Direction >> Here are some records; copy every line that holds the word "content".

Record extracts >>

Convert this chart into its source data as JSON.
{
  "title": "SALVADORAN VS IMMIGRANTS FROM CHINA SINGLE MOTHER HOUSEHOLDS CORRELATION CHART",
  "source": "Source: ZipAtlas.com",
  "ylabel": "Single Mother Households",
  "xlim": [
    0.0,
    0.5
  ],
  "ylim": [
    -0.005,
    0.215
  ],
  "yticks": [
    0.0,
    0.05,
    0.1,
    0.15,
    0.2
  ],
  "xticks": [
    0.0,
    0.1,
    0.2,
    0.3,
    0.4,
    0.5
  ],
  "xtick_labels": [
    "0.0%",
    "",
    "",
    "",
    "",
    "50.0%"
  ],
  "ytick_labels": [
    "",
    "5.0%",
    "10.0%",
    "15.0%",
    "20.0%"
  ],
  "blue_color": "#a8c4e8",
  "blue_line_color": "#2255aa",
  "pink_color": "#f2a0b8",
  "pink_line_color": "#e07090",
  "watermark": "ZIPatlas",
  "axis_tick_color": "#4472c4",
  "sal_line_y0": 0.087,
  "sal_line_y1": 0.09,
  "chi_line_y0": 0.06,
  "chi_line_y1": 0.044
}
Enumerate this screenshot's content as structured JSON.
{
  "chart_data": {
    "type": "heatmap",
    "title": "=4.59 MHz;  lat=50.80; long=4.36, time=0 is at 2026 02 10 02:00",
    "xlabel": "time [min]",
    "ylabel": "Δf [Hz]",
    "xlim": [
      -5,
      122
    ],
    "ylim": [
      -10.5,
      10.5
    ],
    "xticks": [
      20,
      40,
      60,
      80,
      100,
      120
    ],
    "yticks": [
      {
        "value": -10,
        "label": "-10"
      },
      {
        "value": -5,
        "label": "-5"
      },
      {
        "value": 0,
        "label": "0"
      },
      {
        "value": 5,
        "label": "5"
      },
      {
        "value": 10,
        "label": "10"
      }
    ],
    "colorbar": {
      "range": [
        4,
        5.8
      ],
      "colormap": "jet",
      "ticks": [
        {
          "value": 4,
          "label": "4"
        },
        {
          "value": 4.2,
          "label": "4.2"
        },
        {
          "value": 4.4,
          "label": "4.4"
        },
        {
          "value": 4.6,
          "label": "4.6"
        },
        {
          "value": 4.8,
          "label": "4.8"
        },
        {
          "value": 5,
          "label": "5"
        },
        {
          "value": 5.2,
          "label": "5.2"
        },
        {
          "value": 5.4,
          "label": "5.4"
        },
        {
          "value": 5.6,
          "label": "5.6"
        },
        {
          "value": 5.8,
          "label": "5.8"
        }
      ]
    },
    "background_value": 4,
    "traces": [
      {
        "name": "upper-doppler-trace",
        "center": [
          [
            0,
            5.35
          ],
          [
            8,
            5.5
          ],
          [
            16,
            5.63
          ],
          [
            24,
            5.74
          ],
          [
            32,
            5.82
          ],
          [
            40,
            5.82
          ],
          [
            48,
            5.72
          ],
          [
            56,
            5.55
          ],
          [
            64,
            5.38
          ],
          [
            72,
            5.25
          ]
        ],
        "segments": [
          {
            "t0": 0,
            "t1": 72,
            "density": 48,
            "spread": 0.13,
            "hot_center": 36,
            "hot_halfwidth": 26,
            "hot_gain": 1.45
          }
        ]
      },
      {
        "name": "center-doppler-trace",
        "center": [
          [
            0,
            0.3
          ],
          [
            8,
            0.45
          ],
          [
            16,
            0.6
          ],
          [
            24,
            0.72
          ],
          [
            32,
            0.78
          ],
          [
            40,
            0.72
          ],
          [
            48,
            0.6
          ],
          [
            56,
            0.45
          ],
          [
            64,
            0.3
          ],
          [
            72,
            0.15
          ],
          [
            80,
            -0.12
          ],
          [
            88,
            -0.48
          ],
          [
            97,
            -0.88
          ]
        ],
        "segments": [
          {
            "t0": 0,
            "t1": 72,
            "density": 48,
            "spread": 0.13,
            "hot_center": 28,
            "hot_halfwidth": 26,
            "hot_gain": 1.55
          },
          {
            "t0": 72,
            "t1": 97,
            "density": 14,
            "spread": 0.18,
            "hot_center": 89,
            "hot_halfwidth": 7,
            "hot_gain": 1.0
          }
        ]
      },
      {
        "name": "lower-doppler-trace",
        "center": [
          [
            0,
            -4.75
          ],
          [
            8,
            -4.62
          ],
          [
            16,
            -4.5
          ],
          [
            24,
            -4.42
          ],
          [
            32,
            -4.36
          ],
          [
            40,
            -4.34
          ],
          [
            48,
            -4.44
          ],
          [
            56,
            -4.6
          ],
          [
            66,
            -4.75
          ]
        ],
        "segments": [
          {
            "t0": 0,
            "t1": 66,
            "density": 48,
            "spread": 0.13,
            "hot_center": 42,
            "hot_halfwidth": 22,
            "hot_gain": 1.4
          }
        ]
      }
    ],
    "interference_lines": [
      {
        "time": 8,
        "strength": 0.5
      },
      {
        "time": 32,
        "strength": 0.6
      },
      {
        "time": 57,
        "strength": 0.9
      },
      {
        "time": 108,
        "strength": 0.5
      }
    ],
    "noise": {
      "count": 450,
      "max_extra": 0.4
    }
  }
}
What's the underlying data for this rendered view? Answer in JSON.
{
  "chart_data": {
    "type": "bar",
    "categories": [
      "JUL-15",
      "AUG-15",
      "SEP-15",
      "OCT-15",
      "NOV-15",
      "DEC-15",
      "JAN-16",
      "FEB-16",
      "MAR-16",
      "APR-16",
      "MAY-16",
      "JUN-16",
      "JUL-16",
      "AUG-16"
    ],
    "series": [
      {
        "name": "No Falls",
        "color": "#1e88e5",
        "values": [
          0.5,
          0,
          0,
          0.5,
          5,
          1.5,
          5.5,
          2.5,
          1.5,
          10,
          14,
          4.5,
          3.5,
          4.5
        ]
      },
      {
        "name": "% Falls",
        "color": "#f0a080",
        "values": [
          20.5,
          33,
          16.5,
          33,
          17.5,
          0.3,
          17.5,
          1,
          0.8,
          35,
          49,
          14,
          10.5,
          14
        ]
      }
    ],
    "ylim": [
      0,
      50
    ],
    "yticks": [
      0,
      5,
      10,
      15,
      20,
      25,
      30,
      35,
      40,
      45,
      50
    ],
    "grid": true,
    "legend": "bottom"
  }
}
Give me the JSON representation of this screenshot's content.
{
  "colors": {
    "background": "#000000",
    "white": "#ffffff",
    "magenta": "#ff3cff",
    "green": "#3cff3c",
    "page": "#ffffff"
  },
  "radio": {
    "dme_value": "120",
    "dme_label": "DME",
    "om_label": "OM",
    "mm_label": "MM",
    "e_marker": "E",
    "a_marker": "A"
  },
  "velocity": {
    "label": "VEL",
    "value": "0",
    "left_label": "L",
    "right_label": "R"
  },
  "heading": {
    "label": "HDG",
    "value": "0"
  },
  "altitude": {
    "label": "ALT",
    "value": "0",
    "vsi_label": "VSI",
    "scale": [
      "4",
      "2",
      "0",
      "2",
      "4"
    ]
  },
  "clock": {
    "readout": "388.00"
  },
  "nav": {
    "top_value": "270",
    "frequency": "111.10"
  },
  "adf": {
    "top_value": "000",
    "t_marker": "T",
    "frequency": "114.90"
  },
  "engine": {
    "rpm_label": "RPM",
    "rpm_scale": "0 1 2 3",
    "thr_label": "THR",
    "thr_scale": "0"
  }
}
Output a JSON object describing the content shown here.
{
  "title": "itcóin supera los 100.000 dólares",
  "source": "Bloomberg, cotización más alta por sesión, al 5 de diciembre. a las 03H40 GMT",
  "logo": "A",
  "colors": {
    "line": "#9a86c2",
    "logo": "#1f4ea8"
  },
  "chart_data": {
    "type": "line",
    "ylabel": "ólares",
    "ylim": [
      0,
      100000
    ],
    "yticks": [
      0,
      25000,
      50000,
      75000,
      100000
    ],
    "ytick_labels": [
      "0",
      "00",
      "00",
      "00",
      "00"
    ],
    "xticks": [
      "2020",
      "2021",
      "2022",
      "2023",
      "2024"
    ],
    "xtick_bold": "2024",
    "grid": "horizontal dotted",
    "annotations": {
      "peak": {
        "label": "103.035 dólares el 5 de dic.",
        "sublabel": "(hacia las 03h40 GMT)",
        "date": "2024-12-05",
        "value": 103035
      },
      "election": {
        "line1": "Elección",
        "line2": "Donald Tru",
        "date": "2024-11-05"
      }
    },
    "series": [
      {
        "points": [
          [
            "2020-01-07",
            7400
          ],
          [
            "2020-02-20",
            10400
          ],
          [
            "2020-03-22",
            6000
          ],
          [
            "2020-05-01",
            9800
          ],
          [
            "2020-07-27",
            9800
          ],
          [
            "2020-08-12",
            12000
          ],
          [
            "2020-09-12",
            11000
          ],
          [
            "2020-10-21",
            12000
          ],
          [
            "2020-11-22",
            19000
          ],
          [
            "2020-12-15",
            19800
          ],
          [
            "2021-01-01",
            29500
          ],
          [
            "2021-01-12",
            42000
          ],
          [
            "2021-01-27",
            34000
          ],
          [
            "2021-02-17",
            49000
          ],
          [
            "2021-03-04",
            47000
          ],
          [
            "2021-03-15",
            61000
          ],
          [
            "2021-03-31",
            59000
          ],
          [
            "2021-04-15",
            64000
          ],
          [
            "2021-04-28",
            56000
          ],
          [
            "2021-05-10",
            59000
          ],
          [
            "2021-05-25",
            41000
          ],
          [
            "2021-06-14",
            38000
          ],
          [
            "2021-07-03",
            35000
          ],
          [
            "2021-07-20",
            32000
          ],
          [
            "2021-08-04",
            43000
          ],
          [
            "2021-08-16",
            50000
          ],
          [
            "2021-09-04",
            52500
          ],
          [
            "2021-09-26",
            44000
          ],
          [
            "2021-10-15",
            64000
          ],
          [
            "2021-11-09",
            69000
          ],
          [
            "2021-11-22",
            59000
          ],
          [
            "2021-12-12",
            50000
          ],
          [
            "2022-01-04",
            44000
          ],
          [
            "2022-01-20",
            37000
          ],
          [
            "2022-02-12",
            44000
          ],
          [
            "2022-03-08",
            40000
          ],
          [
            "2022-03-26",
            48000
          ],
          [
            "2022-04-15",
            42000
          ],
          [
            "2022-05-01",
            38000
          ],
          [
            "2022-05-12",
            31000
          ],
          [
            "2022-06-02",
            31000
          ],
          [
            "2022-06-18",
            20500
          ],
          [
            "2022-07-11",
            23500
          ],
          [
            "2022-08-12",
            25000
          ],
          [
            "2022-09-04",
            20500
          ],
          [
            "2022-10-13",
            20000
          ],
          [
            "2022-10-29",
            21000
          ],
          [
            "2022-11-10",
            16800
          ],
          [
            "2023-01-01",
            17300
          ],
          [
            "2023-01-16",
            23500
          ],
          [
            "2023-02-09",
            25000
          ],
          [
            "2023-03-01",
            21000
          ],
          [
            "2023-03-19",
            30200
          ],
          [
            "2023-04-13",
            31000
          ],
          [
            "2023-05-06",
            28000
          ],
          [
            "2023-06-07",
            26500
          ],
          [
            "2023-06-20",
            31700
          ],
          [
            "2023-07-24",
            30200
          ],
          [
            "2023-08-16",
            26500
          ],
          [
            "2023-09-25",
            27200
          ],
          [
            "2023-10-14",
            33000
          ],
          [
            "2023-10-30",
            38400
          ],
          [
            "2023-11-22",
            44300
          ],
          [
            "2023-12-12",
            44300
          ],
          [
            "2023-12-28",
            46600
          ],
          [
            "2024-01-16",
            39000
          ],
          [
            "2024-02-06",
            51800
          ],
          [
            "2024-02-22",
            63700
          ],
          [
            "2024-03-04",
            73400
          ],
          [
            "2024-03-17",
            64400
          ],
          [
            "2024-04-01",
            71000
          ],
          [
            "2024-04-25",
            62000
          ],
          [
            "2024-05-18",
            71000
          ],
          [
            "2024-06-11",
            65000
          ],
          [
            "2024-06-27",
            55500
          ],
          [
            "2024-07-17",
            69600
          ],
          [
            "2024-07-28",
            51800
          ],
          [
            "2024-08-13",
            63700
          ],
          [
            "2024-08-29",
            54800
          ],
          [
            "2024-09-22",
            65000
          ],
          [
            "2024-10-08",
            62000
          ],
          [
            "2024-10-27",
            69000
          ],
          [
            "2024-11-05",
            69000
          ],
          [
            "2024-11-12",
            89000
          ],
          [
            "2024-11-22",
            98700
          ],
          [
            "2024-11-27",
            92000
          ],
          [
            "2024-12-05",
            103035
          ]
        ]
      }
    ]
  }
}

Answer for this exercise >>
Enumerate this screenshot's content as structured JSON.
Give me the JSON representation of this screenshot's content.
Output a JSON object describing the content shown here.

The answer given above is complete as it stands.